───── Task input ─────

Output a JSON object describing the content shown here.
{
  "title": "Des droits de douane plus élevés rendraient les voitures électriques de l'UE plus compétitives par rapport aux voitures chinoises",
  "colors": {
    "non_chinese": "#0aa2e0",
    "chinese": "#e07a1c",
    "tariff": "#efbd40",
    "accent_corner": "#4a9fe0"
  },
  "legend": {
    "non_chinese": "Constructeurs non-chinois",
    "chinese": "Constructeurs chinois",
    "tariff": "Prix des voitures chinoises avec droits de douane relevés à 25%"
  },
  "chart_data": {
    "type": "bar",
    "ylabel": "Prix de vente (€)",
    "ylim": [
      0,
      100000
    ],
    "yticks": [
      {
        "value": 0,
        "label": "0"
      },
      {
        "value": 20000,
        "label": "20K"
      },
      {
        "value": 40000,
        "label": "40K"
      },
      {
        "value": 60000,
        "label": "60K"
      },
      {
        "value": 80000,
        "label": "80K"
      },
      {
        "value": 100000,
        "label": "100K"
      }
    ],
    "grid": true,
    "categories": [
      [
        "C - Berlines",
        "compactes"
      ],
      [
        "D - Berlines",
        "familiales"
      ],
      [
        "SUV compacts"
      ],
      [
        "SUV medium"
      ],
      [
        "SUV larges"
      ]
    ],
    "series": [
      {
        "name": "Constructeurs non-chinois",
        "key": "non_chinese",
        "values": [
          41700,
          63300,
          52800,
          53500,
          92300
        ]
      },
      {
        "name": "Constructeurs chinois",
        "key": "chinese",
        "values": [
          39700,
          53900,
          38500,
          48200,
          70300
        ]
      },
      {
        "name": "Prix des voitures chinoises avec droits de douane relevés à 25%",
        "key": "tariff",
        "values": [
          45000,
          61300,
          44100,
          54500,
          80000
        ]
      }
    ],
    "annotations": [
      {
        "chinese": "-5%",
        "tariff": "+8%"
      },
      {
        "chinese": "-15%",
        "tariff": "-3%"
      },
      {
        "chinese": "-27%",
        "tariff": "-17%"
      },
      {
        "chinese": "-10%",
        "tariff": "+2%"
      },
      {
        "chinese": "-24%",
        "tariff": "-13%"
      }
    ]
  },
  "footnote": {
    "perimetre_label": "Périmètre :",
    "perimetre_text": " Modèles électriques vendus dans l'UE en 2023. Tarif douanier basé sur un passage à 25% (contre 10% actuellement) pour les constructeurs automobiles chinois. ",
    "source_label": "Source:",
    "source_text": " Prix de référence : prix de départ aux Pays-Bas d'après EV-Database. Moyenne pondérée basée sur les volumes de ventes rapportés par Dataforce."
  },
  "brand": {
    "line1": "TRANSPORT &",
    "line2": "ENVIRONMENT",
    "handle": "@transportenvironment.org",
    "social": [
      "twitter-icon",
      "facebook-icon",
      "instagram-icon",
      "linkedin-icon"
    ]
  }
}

─────

Work to do >> Repeat the data exactly. Leave nothing out.

Result >>
Output a JSON object describing the content shown here.
{
  "title": "Des droits de douane plus élevés rendraient les voitures électriques de l'UE plus compétitives par rapport aux voitures chinoises",
  "colors": {
    "non_chinese": "#0aa2e0",
    "chinese": "#e07a1c",
    "tariff": "#efbd40",
    "accent_corner": "#4a9fe0"
  },
  "legend": {
    "non_chinese": "Constructeurs non-chinois",
    "chinese": "Constructeurs chinois",
    "tariff": "Prix des voitures chinoises avec droits de douane relevés à 25%"
  },
  "chart_data": {
    "type": "bar",
    "ylabel": "Prix de vente (€)",
    "ylim": [
      0,
      100000
    ],
    "yticks": [
      {
        "value": 0,
        "label": "0"
      },
      {
        "value": 20000,
        "label": "20K"
      },
      {
        "value": 40000,
        "label": "40K"
      },
      {
        "value": 60000,
        "label": "60K"
      },
      {
        "value": 80000,
        "label": "80K"
      },
      {
        "value": 100000,
        "label": "100K"
      }
    ],
    "grid": true,
    "categories": [
      [
        "C - Berlines",
        "compactes"
      ],
      [
        "D - Berlines",
        "familiales"
      ],
      [
        "SUV compacts"
      ],
      [
        "SUV medium"
      ],
      [
        "SUV larges"
      ]
    ],
    "series": [
      {
        "name": "Constructeurs non-chinois",
        "key": "non_chinese",
        "values": [
          41700,
          63300,
          52800,
          53500,
          92300
        ]
      },
      {
        "name": "Constructeurs chinois",
        "key": "chinese",
        "values": [
          39700,
          53900,
          38500,
          48200,
          70300
        ]
      },
      {
        "name": "Prix des voitures chinoises avec droits de douane relevés à 25%",
        "key": "tariff",
        "values": [
          45000,
          61300,
          44100,
          54500,
          80000
        ]
      }
    ],
    "annotations": [
      {
        "chinese": "-5%",
        "tariff": "+8%"
      },
      {
        "chinese": "-15%",
        "tariff": "-3%"
      },
      {
        "chinese": "-27%",
        "tariff": "-17%"
      },
      {
        "chinese": "-10%",
        "tariff": "+2%"
      },
      {
        "chinese": "-24%",
        "tariff": "-13%"
      }
    ]
  },
  "footnote": {
    "perimetre_label": "Périmètre :",
    "perimetre_text": " Modèles électriques vendus dans l'UE en 2023. Tarif douanier basé sur un passage à 25% (contre 10% actuellement) pour les constructeurs automobiles chinois. ",
    "source_label": "Source:",
    "source_text": " Prix de référence : prix de départ aux Pays-Bas d'après EV-Database. Moyenne pondérée basée sur les volumes de ventes rapportés par Dataforce."
  },
  "brand": {
    "line1": "TRANSPORT &",
    "line2": "ENVIRONMENT",
    "handle": "@transportenvironment.org",
    "social": [
      "twitter-icon",
      "facebook-icon",
      "instagram-icon",
      "linkedin-icon"
    ]
  }
}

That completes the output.